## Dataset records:
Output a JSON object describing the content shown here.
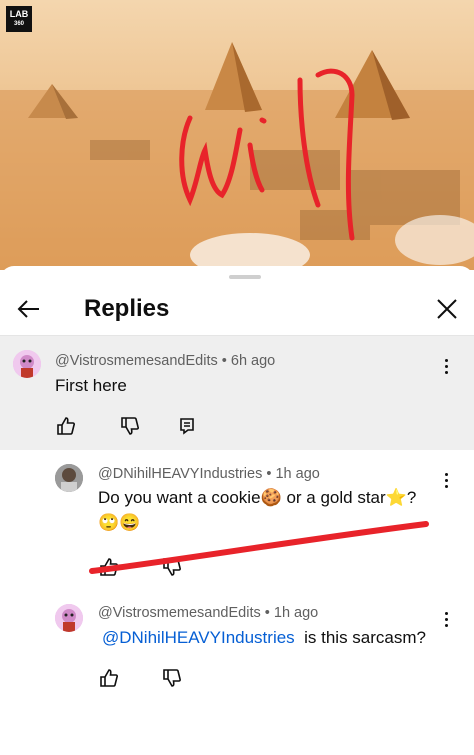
{
  "video": {
    "logo_line1": "LAB",
    "logo_line2": "360",
    "scribble_text": "wil"
  },
  "sheet": {
    "title": "Replies"
  },
  "comments": [
    {
      "author": "@VistrosmemesandEdits",
      "time": "6h ago",
      "text": "First here"
    },
    {
      "author": "@DNihilHEAVYIndustries",
      "time": "1h ago",
      "text_line1_a": "Do you want a cookie",
      "text_line1_b": "or a gold star",
      "text_line1_c": "?",
      "emoji_cookie": "🍪",
      "emoji_star": "⭐",
      "emoji_line2": "🙄😄"
    },
    {
      "author": "@VistrosmemesandEdits",
      "time": "1h ago",
      "mention": "@DNihilHEAVYIndustries",
      "text": "is this sarcasm?"
    }
  ],
  "separator": "•",
  "icons": {
    "back": "arrow-left-icon",
    "close": "close-icon",
    "like": "thumbs-up-icon",
    "dislike": "thumbs-down-icon",
    "reply": "reply-icon",
    "more": "more-vert-icon"
  },
  "colors": {
    "scribble": "#e8232a",
    "mention": "#065fd4",
    "highlight": "#efefef"
  }
}
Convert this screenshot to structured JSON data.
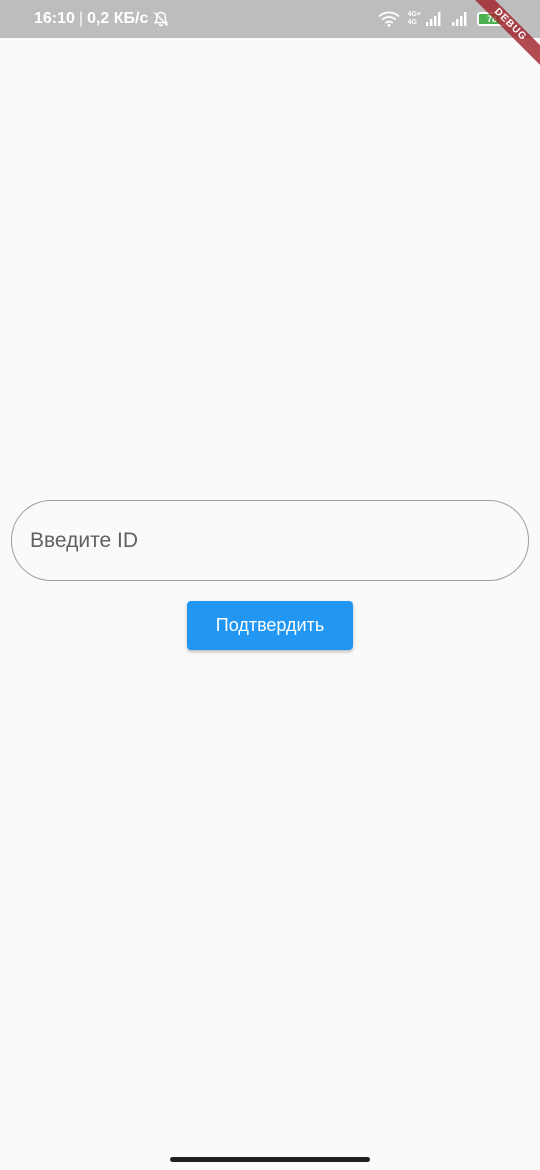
{
  "status_bar": {
    "time": "16:10",
    "separator": "|",
    "net_speed": "0,2 КБ/с",
    "network_top": "4G+",
    "network_bottom": "4G",
    "battery_percent": "78",
    "battery_level": 0.78,
    "battery_color": "#4caf50",
    "background_color": "#bdbdbd"
  },
  "debug_banner": {
    "label": "DEBUG"
  },
  "form": {
    "id_input": {
      "placeholder": "Введите ID",
      "value": ""
    },
    "submit_label": "Подтвердить",
    "accent_color": "#2196f3"
  }
}
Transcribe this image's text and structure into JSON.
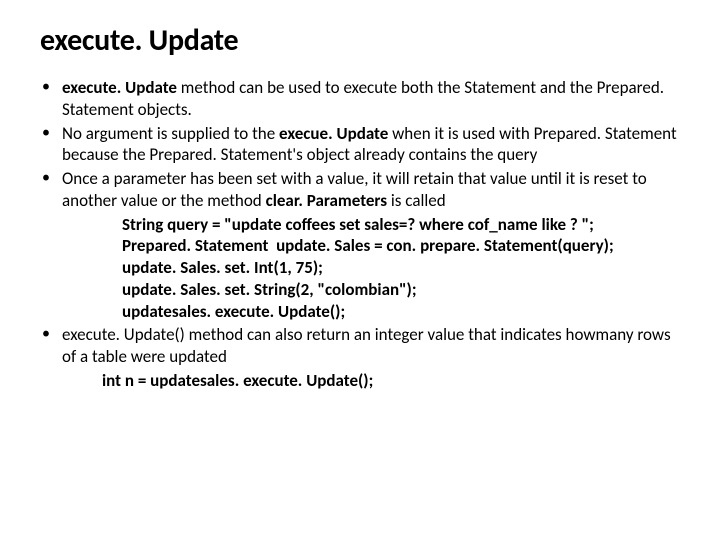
{
  "title": "execute. Update",
  "bullets": [
    {
      "bold_lead": "execute. Update ",
      "text": "method can be used to execute both the Statement and the Prepared. Statement objects."
    },
    {
      "pre": "No argument is supplied to the ",
      "bold_mid": "execue. Update",
      "post": " when it is used with Prepared. Statement  because the Prepared. Statement's  object  already contains the query"
    },
    {
      "pre": "Once a parameter has been set with a value, it will retain that value until it is reset to another value or the method ",
      "bold_mid": "clear. Parameters",
      "post": " is called"
    },
    {
      "text": "execute. Update() method  can also return an integer value that indicates howmany rows of a table were updated"
    }
  ],
  "code1": [
    "String query = \"update coffees set sales=? where cof_name like ? \";",
    "Prepared. Statement  update. Sales = con. prepare. Statement(query);",
    "update. Sales. set. Int(1, 75);",
    "update. Sales. set. String(2, \"colombian\");",
    "updatesales. execute. Update();"
  ],
  "code2": "int  n = updatesales. execute. Update();"
}
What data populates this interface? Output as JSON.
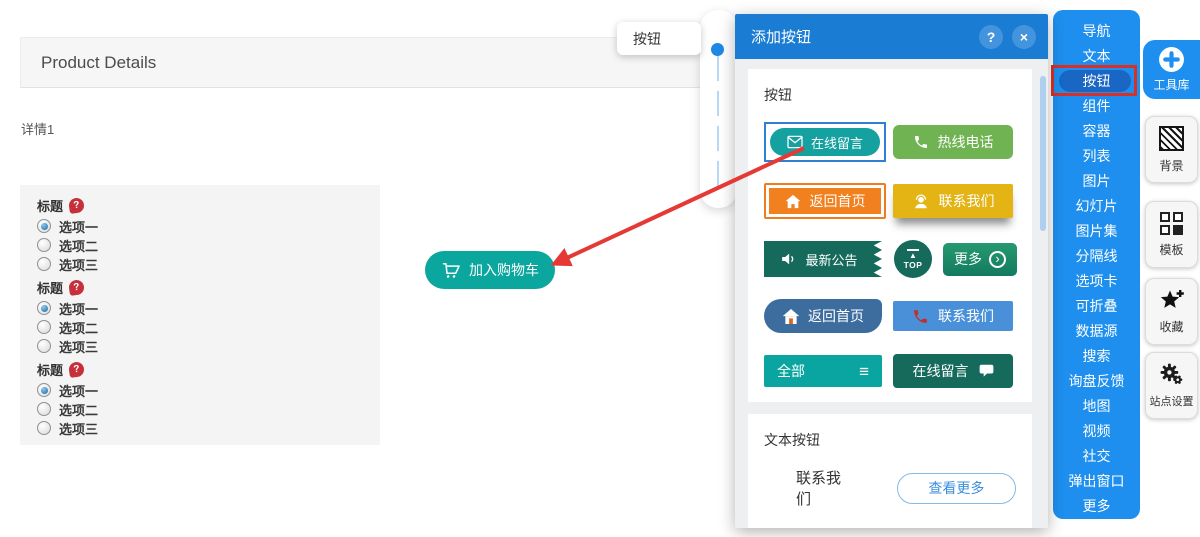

## WHAT IS BEING ASKED:
Copy each line of the records precisely and drop any images they hold.

## EXERCISE OUTPUT:
Output a JSON object describing the content shown here.
{
  "video": {
    "logo_line1": "LAB",
    "logo_line2": "360",
    "scribble_text": "wil"
  },
  "sheet": {
    "title": "Replies"
  },
  "comments": [
    {
      "author": "@VistrosmemesandEdits",
      "time": "6h ago",
      "text": "First here"
    },
    {
      "author": "@DNihilHEAVYIndustries",
      "time": "1h ago",
      "text_line1_a": "Do you want a cookie",
      "text_line1_b": "or a gold star",
      "text_line1_c": "?",
      "emoji_cookie": "🍪",
      "emoji_star": "⭐",
      "emoji_line2": "🙄😄"
    },
    {
      "author": "@VistrosmemesandEdits",
      "time": "1h ago",
      "mention": "@DNihilHEAVYIndustries",
      "text": "is this sarcasm?"
    }
  ],
  "separator": "•",
  "icons": {
    "back": "arrow-left-icon",
    "close": "close-icon",
    "like": "thumbs-up-icon",
    "dislike": "thumbs-down-icon",
    "reply": "reply-icon",
    "more": "more-vert-icon"
  },
  "colors": {
    "scribble": "#e8232a",
    "mention": "#065fd4",
    "highlight": "#efefef"
  }
}
Convert this screenshot to structured JSON data.
{
  "status_bar": {
    "time": "16:10",
    "separator": "|",
    "net_speed": "0,2 КБ/с",
    "network_top": "4G+",
    "network_bottom": "4G",
    "battery_percent": "78",
    "battery_level": 0.78,
    "battery_color": "#4caf50",
    "background_color": "#bdbdbd"
  },
  "debug_banner": {
    "label": "DEBUG"
  },
  "form": {
    "id_input": {
      "placeholder": "Введите ID",
      "value": ""
    },
    "submit_label": "Подтвердить",
    "accent_color": "#2196f3"
  }
}
Transcribe this image's text and structure into JSON.
{
  "title": "execute. Update",
  "bullets": [
    {
      "bold_lead": "execute. Update ",
      "text": "method can be used to execute both the Statement and the Prepared. Statement objects."
    },
    {
      "pre": "No argument is supplied to the ",
      "bold_mid": "execue. Update",
      "post": " when it is used with Prepared. Statement  because the Prepared. Statement's  object  already contains the query"
    },
    {
      "pre": "Once a parameter has been set with a value, it will retain that value until it is reset to another value or the method ",
      "bold_mid": "clear. Parameters",
      "post": " is called"
    },
    {
      "text": "execute. Update() method  can also return an integer value that indicates howmany rows of a table were updated"
    }
  ],
  "code1": [
    "String query = \"update coffees set sales=? where cof_name like ? \";",
    "Prepared. Statement  update. Sales = con. prepare. Statement(query);",
    "update. Sales. set. Int(1, 75);",
    "update. Sales. set. String(2, \"colombian\");",
    "updatesales. execute. Update();"
  ],
  "code2": "int  n = updatesales. execute. Update();"
}
What data populates this interface? Output as JSON.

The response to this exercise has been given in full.